[Rows from a dataset]

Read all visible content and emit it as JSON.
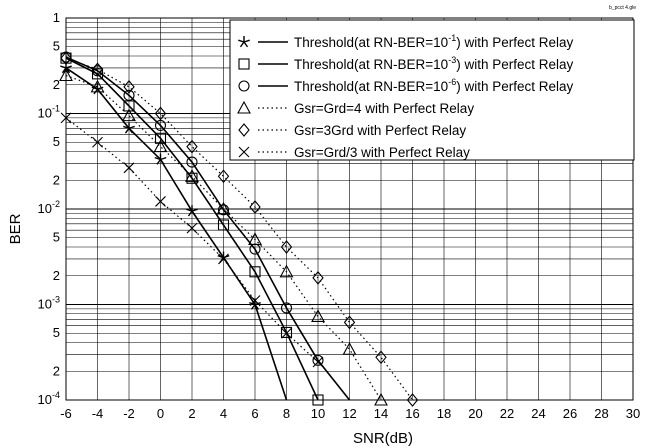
{
  "chart_data": {
    "type": "line",
    "file_tag": "b_pcct 4.gle",
    "xlabel": "SNR(dB)",
    "ylabel": "BER",
    "xlim": [
      -6,
      30
    ],
    "ylim": [
      0.0001,
      1
    ],
    "y_scale": "log",
    "grid": true,
    "legend_position": "top-right",
    "x_ticks": [
      -6,
      -4,
      -2,
      0,
      2,
      4,
      6,
      8,
      10,
      12,
      14,
      16,
      18,
      20,
      22,
      24,
      26,
      28,
      30
    ],
    "y_ticks": [
      {
        "value": 1,
        "mant": "1",
        "exp": ""
      },
      {
        "value": 0.5,
        "mant": "5",
        "exp": ""
      },
      {
        "value": 0.2,
        "mant": "2",
        "exp": ""
      },
      {
        "value": 0.1,
        "mant": "10",
        "exp": "-1"
      },
      {
        "value": 0.05,
        "mant": "5",
        "exp": ""
      },
      {
        "value": 0.02,
        "mant": "2",
        "exp": ""
      },
      {
        "value": 0.01,
        "mant": "10",
        "exp": "-2"
      },
      {
        "value": 0.005,
        "mant": "5",
        "exp": ""
      },
      {
        "value": 0.002,
        "mant": "2",
        "exp": ""
      },
      {
        "value": 0.001,
        "mant": "10",
        "exp": "-3"
      },
      {
        "value": 0.0005,
        "mant": "5",
        "exp": ""
      },
      {
        "value": 0.0002,
        "mant": "2",
        "exp": ""
      },
      {
        "value": 0.0001,
        "mant": "10",
        "exp": "-4"
      }
    ],
    "series": [
      {
        "marker": "star",
        "line": "solid",
        "label": {
          "pre": "Threshold(at RN-BER=10",
          "sup": "-1",
          "post": ") with Perfect Relay"
        },
        "x": [
          -6,
          -4,
          -2,
          0,
          2,
          4,
          6,
          8
        ],
        "y": [
          0.3,
          0.18,
          0.07,
          0.033,
          0.0095,
          0.0031,
          0.001,
          0.0001
        ]
      },
      {
        "marker": "square",
        "line": "solid",
        "label": {
          "pre": "Threshold(at RN-BER=10",
          "sup": "-3",
          "post": ") with Perfect Relay"
        },
        "x": [
          -6,
          -4,
          -2,
          0,
          2,
          4,
          6,
          8,
          10
        ],
        "y": [
          0.38,
          0.26,
          0.12,
          0.055,
          0.021,
          0.0068,
          0.0022,
          0.00051,
          0.0001
        ]
      },
      {
        "marker": "circle",
        "line": "solid",
        "label": {
          "pre": "Threshold(at RN-BER=10",
          "sup": "-6",
          "post": ") with Perfect Relay"
        },
        "x": [
          -6,
          -4,
          -2,
          0,
          2,
          4,
          6,
          8,
          10,
          12
        ],
        "y": [
          0.39,
          0.28,
          0.155,
          0.075,
          0.031,
          0.0098,
          0.0038,
          0.00092,
          0.00026,
          0.0001
        ]
      },
      {
        "marker": "triangle",
        "line": "dotted",
        "label": {
          "pre": "Gsr=Grd=4 with Perfect Relay",
          "sup": "",
          "post": ""
        },
        "x": [
          -6,
          -4,
          -2,
          0,
          2,
          4,
          6,
          8,
          10,
          12,
          14
        ],
        "y": [
          0.25,
          0.19,
          0.095,
          0.045,
          0.022,
          0.01,
          0.0048,
          0.0022,
          0.00075,
          0.00034,
          0.0001
        ]
      },
      {
        "marker": "diamond",
        "line": "dotted",
        "label": {
          "pre": "Gsr=3Grd with Perfect Relay",
          "sup": "",
          "post": ""
        },
        "x": [
          -6,
          -4,
          -2,
          0,
          2,
          4,
          6,
          8,
          10,
          12,
          14,
          16
        ],
        "y": [
          0.38,
          0.29,
          0.19,
          0.1,
          0.045,
          0.022,
          0.0105,
          0.004,
          0.0019,
          0.00065,
          0.00028,
          0.0001
        ]
      },
      {
        "marker": "x",
        "line": "dotted",
        "label": {
          "pre": "Gsr=Grd/3 with Perfect Relay",
          "sup": "",
          "post": ""
        },
        "x": [
          -6,
          -4,
          -2,
          0,
          2,
          4,
          6,
          8,
          10
        ],
        "y": [
          0.09,
          0.05,
          0.027,
          0.012,
          0.0063,
          0.003,
          0.0011,
          0.0005,
          0.00025
        ]
      }
    ]
  }
}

_Requirement:_
Write out the data precisely as given, excluding the pictures.

_Response:_
Read all visible content and emit it as JSON.
{
  "chart_data": {
    "type": "line",
    "file_tag": "b_pcct 4.gle",
    "xlabel": "SNR(dB)",
    "ylabel": "BER",
    "xlim": [
      -6,
      30
    ],
    "ylim": [
      0.0001,
      1
    ],
    "y_scale": "log",
    "grid": true,
    "legend_position": "top-right",
    "x_ticks": [
      -6,
      -4,
      -2,
      0,
      2,
      4,
      6,
      8,
      10,
      12,
      14,
      16,
      18,
      20,
      22,
      24,
      26,
      28,
      30
    ],
    "y_ticks": [
      {
        "value": 1,
        "mant": "1",
        "exp": ""
      },
      {
        "value": 0.5,
        "mant": "5",
        "exp": ""
      },
      {
        "value": 0.2,
        "mant": "2",
        "exp": ""
      },
      {
        "value": 0.1,
        "mant": "10",
        "exp": "-1"
      },
      {
        "value": 0.05,
        "mant": "5",
        "exp": ""
      },
      {
        "value": 0.02,
        "mant": "2",
        "exp": ""
      },
      {
        "value": 0.01,
        "mant": "10",
        "exp": "-2"
      },
      {
        "value": 0.005,
        "mant": "5",
        "exp": ""
      },
      {
        "value": 0.002,
        "mant": "2",
        "exp": ""
      },
      {
        "value": 0.001,
        "mant": "10",
        "exp": "-3"
      },
      {
        "value": 0.0005,
        "mant": "5",
        "exp": ""
      },
      {
        "value": 0.0002,
        "mant": "2",
        "exp": ""
      },
      {
        "value": 0.0001,
        "mant": "10",
        "exp": "-4"
      }
    ],
    "series": [
      {
        "marker": "star",
        "line": "solid",
        "label": {
          "pre": "Threshold(at RN-BER=10",
          "sup": "-1",
          "post": ") with Perfect Relay"
        },
        "x": [
          -6,
          -4,
          -2,
          0,
          2,
          4,
          6,
          8
        ],
        "y": [
          0.3,
          0.18,
          0.07,
          0.033,
          0.0095,
          0.0031,
          0.001,
          0.0001
        ]
      },
      {
        "marker": "square",
        "line": "solid",
        "label": {
          "pre": "Threshold(at RN-BER=10",
          "sup": "-3",
          "post": ") with Perfect Relay"
        },
        "x": [
          -6,
          -4,
          -2,
          0,
          2,
          4,
          6,
          8,
          10
        ],
        "y": [
          0.38,
          0.26,
          0.12,
          0.055,
          0.021,
          0.0068,
          0.0022,
          0.00051,
          0.0001
        ]
      },
      {
        "marker": "circle",
        "line": "solid",
        "label": {
          "pre": "Threshold(at RN-BER=10",
          "sup": "-6",
          "post": ") with Perfect Relay"
        },
        "x": [
          -6,
          -4,
          -2,
          0,
          2,
          4,
          6,
          8,
          10,
          12
        ],
        "y": [
          0.39,
          0.28,
          0.155,
          0.075,
          0.031,
          0.0098,
          0.0038,
          0.00092,
          0.00026,
          0.0001
        ]
      },
      {
        "marker": "triangle",
        "line": "dotted",
        "label": {
          "pre": "Gsr=Grd=4 with Perfect Relay",
          "sup": "",
          "post": ""
        },
        "x": [
          -6,
          -4,
          -2,
          0,
          2,
          4,
          6,
          8,
          10,
          12,
          14
        ],
        "y": [
          0.25,
          0.19,
          0.095,
          0.045,
          0.022,
          0.01,
          0.0048,
          0.0022,
          0.00075,
          0.00034,
          0.0001
        ]
      },
      {
        "marker": "diamond",
        "line": "dotted",
        "label": {
          "pre": "Gsr=3Grd with Perfect Relay",
          "sup": "",
          "post": ""
        },
        "x": [
          -6,
          -4,
          -2,
          0,
          2,
          4,
          6,
          8,
          10,
          12,
          14,
          16
        ],
        "y": [
          0.38,
          0.29,
          0.19,
          0.1,
          0.045,
          0.022,
          0.0105,
          0.004,
          0.0019,
          0.00065,
          0.00028,
          0.0001
        ]
      },
      {
        "marker": "x",
        "line": "dotted",
        "label": {
          "pre": "Gsr=Grd/3 with Perfect Relay",
          "sup": "",
          "post": ""
        },
        "x": [
          -6,
          -4,
          -2,
          0,
          2,
          4,
          6,
          8,
          10
        ],
        "y": [
          0.09,
          0.05,
          0.027,
          0.012,
          0.0063,
          0.003,
          0.0011,
          0.0005,
          0.00025
        ]
      }
    ]
  }
}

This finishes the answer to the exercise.